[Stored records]
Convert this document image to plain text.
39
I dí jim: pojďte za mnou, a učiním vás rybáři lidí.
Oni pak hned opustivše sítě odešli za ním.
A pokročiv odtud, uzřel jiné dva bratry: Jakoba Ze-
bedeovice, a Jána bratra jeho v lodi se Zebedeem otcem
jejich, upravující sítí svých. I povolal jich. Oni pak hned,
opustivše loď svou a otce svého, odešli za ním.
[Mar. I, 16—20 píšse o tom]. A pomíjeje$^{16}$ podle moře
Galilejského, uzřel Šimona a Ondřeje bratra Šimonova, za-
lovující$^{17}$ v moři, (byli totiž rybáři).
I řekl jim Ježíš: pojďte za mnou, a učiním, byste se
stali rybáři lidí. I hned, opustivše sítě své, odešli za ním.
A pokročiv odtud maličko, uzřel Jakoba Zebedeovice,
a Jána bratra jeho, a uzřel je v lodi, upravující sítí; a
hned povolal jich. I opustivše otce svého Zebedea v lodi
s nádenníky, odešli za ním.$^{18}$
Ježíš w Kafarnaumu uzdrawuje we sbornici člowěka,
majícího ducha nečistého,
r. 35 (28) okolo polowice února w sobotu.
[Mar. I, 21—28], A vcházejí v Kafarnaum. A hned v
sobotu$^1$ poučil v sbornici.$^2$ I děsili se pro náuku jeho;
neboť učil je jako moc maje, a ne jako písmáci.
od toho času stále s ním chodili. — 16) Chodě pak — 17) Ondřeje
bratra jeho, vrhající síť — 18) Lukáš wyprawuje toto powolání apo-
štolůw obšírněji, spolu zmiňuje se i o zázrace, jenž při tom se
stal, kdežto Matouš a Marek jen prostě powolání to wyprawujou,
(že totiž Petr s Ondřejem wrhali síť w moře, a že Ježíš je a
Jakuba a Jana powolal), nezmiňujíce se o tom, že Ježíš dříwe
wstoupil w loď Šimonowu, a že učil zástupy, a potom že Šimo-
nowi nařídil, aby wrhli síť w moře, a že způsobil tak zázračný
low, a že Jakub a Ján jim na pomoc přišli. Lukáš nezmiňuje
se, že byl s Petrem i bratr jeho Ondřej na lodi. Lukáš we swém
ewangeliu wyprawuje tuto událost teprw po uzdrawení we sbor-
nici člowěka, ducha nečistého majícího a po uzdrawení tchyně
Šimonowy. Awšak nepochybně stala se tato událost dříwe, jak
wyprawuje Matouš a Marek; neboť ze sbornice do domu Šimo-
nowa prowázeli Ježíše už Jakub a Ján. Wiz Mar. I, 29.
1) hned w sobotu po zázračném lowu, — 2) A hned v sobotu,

● **What this task involves**:
Extract all of the data shown above without alteration.

● **Result**:
Convert this document image to plain text.
39
I dí jim: pojďte za mnou, a učiním vás rybáři lidí.
Oni pak hned opustivše sítě odešli za ním.
A pokročiv odtud, uzřel jiné dva bratry: Jakoba Ze-
bedeovice, a Jána bratra jeho v lodi se Zebedeem otcem
jejich, upravující sítí svých. I povolal jich. Oni pak hned,
opustivše loď svou a otce svého, odešli za ním.
[Mar. I, 16—20 píšse o tom]. A pomíjeje$^{16}$ podle moře
Galilejského, uzřel Šimona a Ondřeje bratra Šimonova, za-
lovující$^{17}$ v moři, (byli totiž rybáři).
I řekl jim Ježíš: pojďte za mnou, a učiním, byste se
stali rybáři lidí. I hned, opustivše sítě své, odešli za ním.
A pokročiv odtud maličko, uzřel Jakoba Zebedeovice,
a Jána bratra jeho, a uzřel je v lodi, upravující sítí; a
hned povolal jich. I opustivše otce svého Zebedea v lodi
s nádenníky, odešli za ním.$^{18}$
Ježíš w Kafarnaumu uzdrawuje we sbornici člowěka,
majícího ducha nečistého,
r. 35 (28) okolo polowice února w sobotu.
[Mar. I, 21—28], A vcházejí v Kafarnaum. A hned v
sobotu$^1$ poučil v sbornici.$^2$ I děsili se pro náuku jeho;
neboť učil je jako moc maje, a ne jako písmáci.
od toho času stále s ním chodili. — 16) Chodě pak — 17) Ondřeje
bratra jeho, vrhající síť — 18) Lukáš wyprawuje toto powolání apo-
štolůw obšírněji, spolu zmiňuje se i o zázrace, jenž při tom se
stal, kdežto Matouš a Marek jen prostě powolání to wyprawujou,
(že totiž Petr s Ondřejem wrhali síť w moře, a že Ježíš je a
Jakuba a Jana powolal), nezmiňujíce se o tom, že Ježíš dříwe
wstoupil w loď Šimonowu, a že učil zástupy, a potom že Šimo-
nowi nařídil, aby wrhli síť w moře, a že způsobil tak zázračný
low, a že Jakub a Ján jim na pomoc přišli. Lukáš nezmiňuje
se, že byl s Petrem i bratr jeho Ondřej na lodi. Lukáš we swém
ewangeliu wyprawuje tuto událost teprw po uzdrawení we sbor-
nici člowěka, ducha nečistého majícího a po uzdrawení tchyně
Šimonowy. Awšak nepochybně stala se tato událost dříwe, jak
wyprawuje Matouš a Marek; neboť ze sbornice do domu Šimo-
nowa prowázeli Ježíše už Jakub a Ján. Wiz Mar. I, 29.
1) hned w sobotu po zázračném lowu, — 2) A hned v sobotu,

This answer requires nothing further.